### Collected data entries
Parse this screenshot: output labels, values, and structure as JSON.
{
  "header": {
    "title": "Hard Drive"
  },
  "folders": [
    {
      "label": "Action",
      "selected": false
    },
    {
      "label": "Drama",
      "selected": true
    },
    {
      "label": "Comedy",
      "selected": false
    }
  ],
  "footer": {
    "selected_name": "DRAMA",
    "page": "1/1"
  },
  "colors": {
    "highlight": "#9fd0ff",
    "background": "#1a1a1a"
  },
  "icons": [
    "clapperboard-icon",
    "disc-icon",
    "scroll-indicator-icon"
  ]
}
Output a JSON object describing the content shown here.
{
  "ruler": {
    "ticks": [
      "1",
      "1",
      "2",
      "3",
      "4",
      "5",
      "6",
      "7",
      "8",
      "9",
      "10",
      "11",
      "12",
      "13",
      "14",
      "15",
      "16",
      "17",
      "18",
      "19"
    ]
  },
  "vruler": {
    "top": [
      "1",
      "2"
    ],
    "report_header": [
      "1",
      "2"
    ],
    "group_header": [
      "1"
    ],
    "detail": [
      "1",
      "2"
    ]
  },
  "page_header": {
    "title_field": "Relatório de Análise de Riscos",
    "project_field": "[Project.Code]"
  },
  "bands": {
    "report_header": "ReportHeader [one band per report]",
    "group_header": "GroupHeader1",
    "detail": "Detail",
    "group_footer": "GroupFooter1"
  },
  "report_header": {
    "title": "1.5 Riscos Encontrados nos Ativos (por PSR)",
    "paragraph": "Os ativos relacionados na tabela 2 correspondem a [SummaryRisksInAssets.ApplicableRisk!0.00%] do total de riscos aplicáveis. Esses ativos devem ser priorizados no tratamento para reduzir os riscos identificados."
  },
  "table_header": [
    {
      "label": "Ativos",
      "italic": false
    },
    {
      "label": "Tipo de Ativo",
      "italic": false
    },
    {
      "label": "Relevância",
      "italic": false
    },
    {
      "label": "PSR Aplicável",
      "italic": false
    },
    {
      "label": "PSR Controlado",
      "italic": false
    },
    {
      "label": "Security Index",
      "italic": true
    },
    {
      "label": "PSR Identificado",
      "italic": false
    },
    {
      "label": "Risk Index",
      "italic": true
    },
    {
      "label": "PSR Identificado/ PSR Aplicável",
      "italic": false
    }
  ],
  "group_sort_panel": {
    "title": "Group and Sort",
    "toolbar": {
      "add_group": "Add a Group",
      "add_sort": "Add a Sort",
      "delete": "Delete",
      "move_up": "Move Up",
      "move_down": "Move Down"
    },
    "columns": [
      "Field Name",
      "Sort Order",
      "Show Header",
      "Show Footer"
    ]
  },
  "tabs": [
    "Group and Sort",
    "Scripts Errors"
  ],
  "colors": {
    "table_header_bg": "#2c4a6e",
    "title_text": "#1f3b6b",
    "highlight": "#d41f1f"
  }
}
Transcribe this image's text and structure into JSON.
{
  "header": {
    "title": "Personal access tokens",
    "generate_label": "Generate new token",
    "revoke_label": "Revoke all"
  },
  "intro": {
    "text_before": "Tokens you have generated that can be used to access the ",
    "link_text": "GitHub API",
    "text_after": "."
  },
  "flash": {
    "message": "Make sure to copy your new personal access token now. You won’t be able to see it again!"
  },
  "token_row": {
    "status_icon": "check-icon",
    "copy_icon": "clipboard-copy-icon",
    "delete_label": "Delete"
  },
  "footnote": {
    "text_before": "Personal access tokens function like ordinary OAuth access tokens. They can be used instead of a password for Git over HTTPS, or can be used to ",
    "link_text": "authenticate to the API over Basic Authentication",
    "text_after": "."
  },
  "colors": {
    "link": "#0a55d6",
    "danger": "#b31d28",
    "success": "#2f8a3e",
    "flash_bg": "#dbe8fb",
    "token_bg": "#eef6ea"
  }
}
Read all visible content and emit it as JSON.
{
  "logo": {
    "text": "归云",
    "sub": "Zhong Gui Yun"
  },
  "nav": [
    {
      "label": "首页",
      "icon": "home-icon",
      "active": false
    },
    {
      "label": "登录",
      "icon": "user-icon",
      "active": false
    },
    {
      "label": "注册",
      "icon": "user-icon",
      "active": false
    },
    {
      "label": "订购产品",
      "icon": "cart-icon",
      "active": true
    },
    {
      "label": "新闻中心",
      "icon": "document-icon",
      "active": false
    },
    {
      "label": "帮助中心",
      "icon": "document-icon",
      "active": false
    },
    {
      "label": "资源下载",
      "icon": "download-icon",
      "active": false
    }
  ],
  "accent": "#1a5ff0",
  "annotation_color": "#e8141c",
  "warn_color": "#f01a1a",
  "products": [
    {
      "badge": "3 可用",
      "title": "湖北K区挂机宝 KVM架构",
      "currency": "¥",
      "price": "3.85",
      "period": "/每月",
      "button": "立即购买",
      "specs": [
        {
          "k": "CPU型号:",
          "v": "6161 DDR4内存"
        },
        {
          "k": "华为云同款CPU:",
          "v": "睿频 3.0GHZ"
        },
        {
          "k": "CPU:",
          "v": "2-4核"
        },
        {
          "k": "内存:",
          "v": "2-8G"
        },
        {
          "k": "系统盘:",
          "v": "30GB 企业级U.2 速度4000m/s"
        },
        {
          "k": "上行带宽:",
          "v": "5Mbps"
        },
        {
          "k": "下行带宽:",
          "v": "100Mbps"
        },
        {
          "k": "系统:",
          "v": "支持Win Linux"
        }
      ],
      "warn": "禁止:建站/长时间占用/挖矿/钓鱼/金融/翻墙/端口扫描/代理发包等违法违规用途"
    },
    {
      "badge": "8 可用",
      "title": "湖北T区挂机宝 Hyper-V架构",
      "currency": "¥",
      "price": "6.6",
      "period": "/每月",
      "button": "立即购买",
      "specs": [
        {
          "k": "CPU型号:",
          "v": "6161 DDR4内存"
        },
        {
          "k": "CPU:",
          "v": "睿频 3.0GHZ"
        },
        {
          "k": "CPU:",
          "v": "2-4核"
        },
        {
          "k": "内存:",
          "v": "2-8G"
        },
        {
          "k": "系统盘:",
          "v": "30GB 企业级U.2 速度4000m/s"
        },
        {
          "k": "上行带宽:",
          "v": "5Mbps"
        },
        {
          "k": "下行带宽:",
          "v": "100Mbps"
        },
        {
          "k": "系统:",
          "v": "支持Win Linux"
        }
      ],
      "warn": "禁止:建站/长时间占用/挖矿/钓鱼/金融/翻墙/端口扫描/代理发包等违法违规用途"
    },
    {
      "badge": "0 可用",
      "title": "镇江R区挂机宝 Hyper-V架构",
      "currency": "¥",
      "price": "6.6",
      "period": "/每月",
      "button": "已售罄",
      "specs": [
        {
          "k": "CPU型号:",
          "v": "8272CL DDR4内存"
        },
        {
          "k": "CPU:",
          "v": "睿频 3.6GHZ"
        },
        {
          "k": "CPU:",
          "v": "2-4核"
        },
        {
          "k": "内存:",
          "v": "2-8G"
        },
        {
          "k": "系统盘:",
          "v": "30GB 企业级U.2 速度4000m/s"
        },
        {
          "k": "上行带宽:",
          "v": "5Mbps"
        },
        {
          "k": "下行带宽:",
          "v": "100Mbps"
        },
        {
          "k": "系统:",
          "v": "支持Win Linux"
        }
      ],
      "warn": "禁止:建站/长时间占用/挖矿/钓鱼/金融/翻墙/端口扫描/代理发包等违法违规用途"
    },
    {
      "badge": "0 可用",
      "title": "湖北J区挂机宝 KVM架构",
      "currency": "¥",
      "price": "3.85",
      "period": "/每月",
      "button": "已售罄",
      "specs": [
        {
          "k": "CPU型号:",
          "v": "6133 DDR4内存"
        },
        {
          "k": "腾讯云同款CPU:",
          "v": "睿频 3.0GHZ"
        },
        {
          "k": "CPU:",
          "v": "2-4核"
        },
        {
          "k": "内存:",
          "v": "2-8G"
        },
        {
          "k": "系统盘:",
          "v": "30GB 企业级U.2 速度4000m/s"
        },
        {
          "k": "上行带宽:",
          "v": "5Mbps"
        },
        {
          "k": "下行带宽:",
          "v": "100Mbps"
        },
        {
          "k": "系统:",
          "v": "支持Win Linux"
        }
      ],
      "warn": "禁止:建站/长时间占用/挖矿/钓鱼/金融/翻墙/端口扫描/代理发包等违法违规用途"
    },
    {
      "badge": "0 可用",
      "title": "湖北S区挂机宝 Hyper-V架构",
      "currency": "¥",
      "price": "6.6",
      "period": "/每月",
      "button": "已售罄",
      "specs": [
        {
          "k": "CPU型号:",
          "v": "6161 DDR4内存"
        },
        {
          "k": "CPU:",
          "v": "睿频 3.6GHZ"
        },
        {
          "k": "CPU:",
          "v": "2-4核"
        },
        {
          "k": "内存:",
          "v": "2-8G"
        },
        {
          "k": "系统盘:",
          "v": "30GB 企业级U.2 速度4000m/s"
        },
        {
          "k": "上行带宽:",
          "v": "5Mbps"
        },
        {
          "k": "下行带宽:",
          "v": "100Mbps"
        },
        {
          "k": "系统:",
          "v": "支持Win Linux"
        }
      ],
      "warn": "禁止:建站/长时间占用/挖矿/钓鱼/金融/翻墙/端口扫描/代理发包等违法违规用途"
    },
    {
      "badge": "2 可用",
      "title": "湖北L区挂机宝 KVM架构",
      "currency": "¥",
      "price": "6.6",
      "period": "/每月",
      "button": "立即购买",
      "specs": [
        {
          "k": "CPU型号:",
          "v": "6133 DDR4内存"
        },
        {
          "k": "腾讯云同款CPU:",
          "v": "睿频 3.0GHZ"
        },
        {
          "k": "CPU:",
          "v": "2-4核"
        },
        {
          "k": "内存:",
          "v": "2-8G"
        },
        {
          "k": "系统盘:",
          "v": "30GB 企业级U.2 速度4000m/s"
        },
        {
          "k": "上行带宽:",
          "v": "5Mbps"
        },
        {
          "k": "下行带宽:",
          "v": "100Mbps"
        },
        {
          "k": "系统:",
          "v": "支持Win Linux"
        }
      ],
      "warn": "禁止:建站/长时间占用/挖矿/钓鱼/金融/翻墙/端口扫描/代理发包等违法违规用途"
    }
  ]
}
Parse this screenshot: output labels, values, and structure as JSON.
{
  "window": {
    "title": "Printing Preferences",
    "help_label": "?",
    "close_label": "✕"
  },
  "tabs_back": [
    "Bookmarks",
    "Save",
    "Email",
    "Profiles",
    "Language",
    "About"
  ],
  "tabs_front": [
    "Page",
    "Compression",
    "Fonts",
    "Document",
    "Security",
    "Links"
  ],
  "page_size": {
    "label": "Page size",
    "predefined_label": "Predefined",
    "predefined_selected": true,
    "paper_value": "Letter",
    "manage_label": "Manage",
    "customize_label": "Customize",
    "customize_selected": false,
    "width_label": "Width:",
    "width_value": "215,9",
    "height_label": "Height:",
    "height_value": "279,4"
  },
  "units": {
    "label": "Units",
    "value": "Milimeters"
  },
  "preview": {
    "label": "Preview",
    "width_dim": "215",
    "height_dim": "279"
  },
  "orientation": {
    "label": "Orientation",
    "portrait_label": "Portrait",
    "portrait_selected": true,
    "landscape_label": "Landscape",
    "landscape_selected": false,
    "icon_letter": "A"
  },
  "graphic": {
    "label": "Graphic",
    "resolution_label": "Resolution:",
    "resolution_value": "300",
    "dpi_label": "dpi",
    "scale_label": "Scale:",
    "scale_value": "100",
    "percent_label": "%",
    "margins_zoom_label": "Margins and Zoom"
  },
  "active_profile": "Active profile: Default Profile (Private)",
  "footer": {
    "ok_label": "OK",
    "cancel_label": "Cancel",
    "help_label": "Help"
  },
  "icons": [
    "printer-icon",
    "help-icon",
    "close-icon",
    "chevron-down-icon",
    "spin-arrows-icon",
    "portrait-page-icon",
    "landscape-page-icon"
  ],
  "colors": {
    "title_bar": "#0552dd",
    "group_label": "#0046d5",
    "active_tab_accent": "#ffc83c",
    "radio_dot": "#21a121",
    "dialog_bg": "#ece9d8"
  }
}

### Given task
Gather every line from the listing above in which the word "access" appears.

### Finished exercise
    "title": "Personal access tokens",
    "text_before": "Tokens you have generated that can be used to access the ",
    "message": "Make sure to copy your new personal access token now. You won’t be able to see it again!"
    "text_before": "Personal access tokens function like ordinary OAuth access tokens. They can be used instead of a password for Git over HTTPS, or can be used to ",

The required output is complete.